Set exercise
Copy out every record below exactly as written, but leave out any pictures.

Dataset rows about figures
▽

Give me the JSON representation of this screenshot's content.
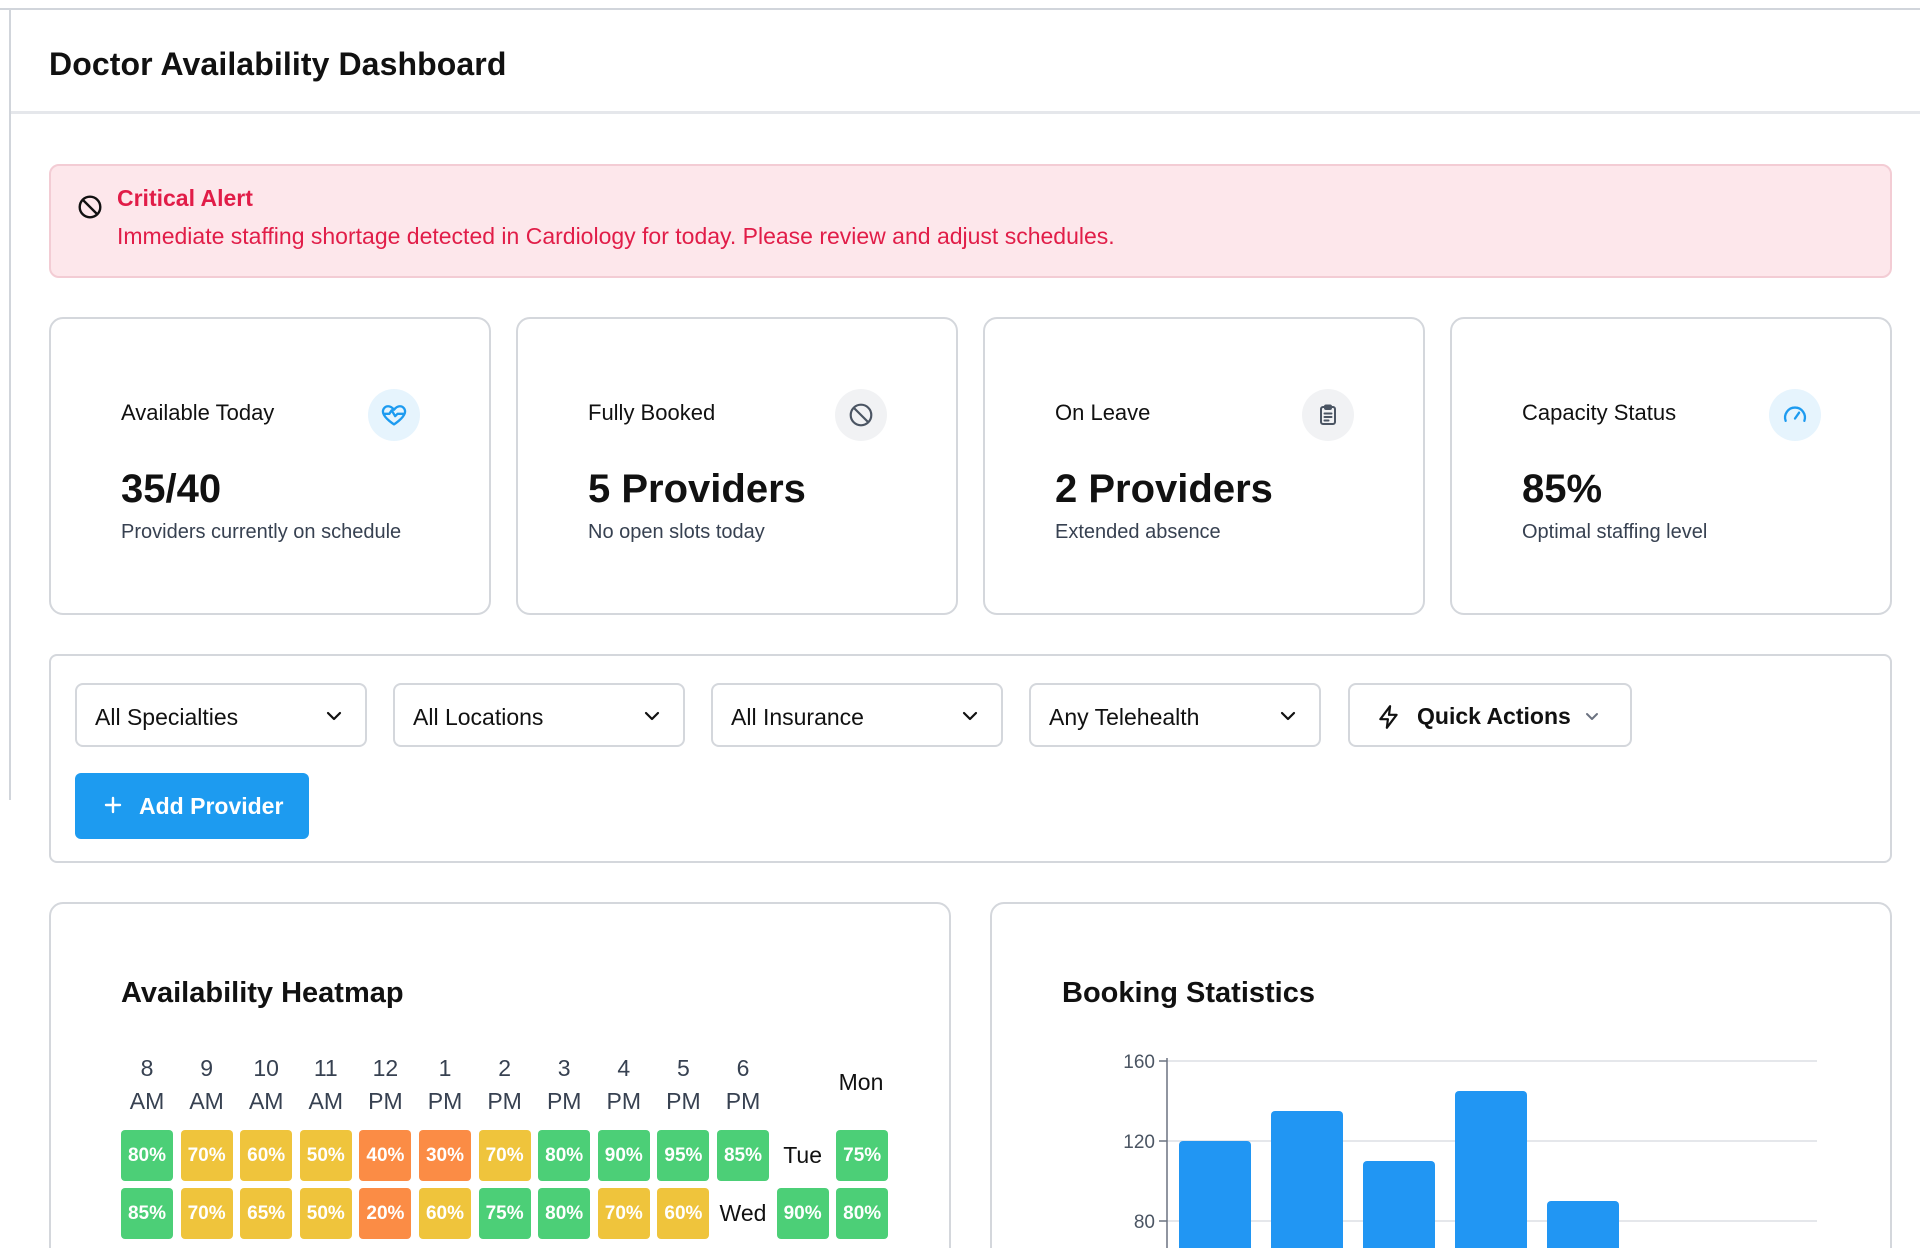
{
  "header": {
    "title": "Doctor Availability Dashboard"
  },
  "alert": {
    "title": "Critical Alert",
    "message": "Immediate staffing shortage detected in Cardiology for today. Please review and adjust schedules.",
    "icon": "ban-icon",
    "color": "#e11d48"
  },
  "cards": [
    {
      "label": "Available Today",
      "value": "35/40",
      "sub": "Providers currently on schedule",
      "icon": "heart-pulse-icon"
    },
    {
      "label": "Fully Booked",
      "value": "5 Providers",
      "sub": "No open slots today",
      "icon": "ban-icon"
    },
    {
      "label": "On Leave",
      "value": "2 Providers",
      "sub": "Extended absence",
      "icon": "clipboard-icon"
    },
    {
      "label": "Capacity Status",
      "value": "85%",
      "sub": "Optimal staffing level",
      "icon": "gauge-icon"
    }
  ],
  "filters": {
    "specialty": "All Specialties",
    "location": "All Locations",
    "insurance": "All Insurance",
    "telehealth": "Any Telehealth",
    "quick_actions": "Quick Actions",
    "add_provider": "Add Provider"
  },
  "heatmap": {
    "title": "Availability Heatmap",
    "hours": [
      {
        "h": "8",
        "p": "AM"
      },
      {
        "h": "9",
        "p": "AM"
      },
      {
        "h": "10",
        "p": "AM"
      },
      {
        "h": "11",
        "p": "AM"
      },
      {
        "h": "12",
        "p": "PM"
      },
      {
        "h": "1",
        "p": "PM"
      },
      {
        "h": "2",
        "p": "PM"
      },
      {
        "h": "3",
        "p": "PM"
      },
      {
        "h": "4",
        "p": "PM"
      },
      {
        "h": "5",
        "p": "PM"
      },
      {
        "h": "6",
        "p": "PM"
      }
    ],
    "header_day": "Mon",
    "row1": {
      "cells": [
        "80%",
        "70%",
        "60%",
        "50%",
        "40%",
        "30%",
        "70%",
        "80%",
        "90%",
        "95%",
        "85%"
      ],
      "day": "Tue",
      "after": "75%"
    },
    "row2": {
      "cells": [
        "85%",
        "70%",
        "65%",
        "50%",
        "20%",
        "60%",
        "75%",
        "80%",
        "70%",
        "60%"
      ],
      "day": "Wed",
      "after": [
        "90%",
        "80%"
      ]
    },
    "colors": {
      "green": "#4ccf77",
      "yellow": "#efc43c",
      "orange": "#fb8c45"
    }
  },
  "booking": {
    "title": "Booking Statistics",
    "chart_data": {
      "type": "bar",
      "values": [
        120,
        135,
        110,
        145,
        90
      ],
      "yticks": [
        "160",
        "120",
        "80"
      ],
      "ylim": [
        0,
        160
      ],
      "color": "#2196f3"
    }
  }
}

△

Task answer
Give me the JSON representation of this screenshot's content.
{
  "header": {
    "title": "Doctor Availability Dashboard"
  },
  "alert": {
    "title": "Critical Alert",
    "message": "Immediate staffing shortage detected in Cardiology for today. Please review and adjust schedules.",
    "icon": "ban-icon",
    "color": "#e11d48"
  },
  "cards": [
    {
      "label": "Available Today",
      "value": "35/40",
      "sub": "Providers currently on schedule",
      "icon": "heart-pulse-icon"
    },
    {
      "label": "Fully Booked",
      "value": "5 Providers",
      "sub": "No open slots today",
      "icon": "ban-icon"
    },
    {
      "label": "On Leave",
      "value": "2 Providers",
      "sub": "Extended absence",
      "icon": "clipboard-icon"
    },
    {
      "label": "Capacity Status",
      "value": "85%",
      "sub": "Optimal staffing level",
      "icon": "gauge-icon"
    }
  ],
  "filters": {
    "specialty": "All Specialties",
    "location": "All Locations",
    "insurance": "All Insurance",
    "telehealth": "Any Telehealth",
    "quick_actions": "Quick Actions",
    "add_provider": "Add Provider"
  },
  "heatmap": {
    "title": "Availability Heatmap",
    "hours": [
      {
        "h": "8",
        "p": "AM"
      },
      {
        "h": "9",
        "p": "AM"
      },
      {
        "h": "10",
        "p": "AM"
      },
      {
        "h": "11",
        "p": "AM"
      },
      {
        "h": "12",
        "p": "PM"
      },
      {
        "h": "1",
        "p": "PM"
      },
      {
        "h": "2",
        "p": "PM"
      },
      {
        "h": "3",
        "p": "PM"
      },
      {
        "h": "4",
        "p": "PM"
      },
      {
        "h": "5",
        "p": "PM"
      },
      {
        "h": "6",
        "p": "PM"
      }
    ],
    "header_day": "Mon",
    "row1": {
      "cells": [
        "80%",
        "70%",
        "60%",
        "50%",
        "40%",
        "30%",
        "70%",
        "80%",
        "90%",
        "95%",
        "85%"
      ],
      "day": "Tue",
      "after": "75%"
    },
    "row2": {
      "cells": [
        "85%",
        "70%",
        "65%",
        "50%",
        "20%",
        "60%",
        "75%",
        "80%",
        "70%",
        "60%"
      ],
      "day": "Wed",
      "after": [
        "90%",
        "80%"
      ]
    },
    "colors": {
      "green": "#4ccf77",
      "yellow": "#efc43c",
      "orange": "#fb8c45"
    }
  },
  "booking": {
    "title": "Booking Statistics",
    "chart_data": {
      "type": "bar",
      "values": [
        120,
        135,
        110,
        145,
        90
      ],
      "yticks": [
        "160",
        "120",
        "80"
      ],
      "ylim": [
        0,
        160
      ],
      "color": "#2196f3"
    }
  }
}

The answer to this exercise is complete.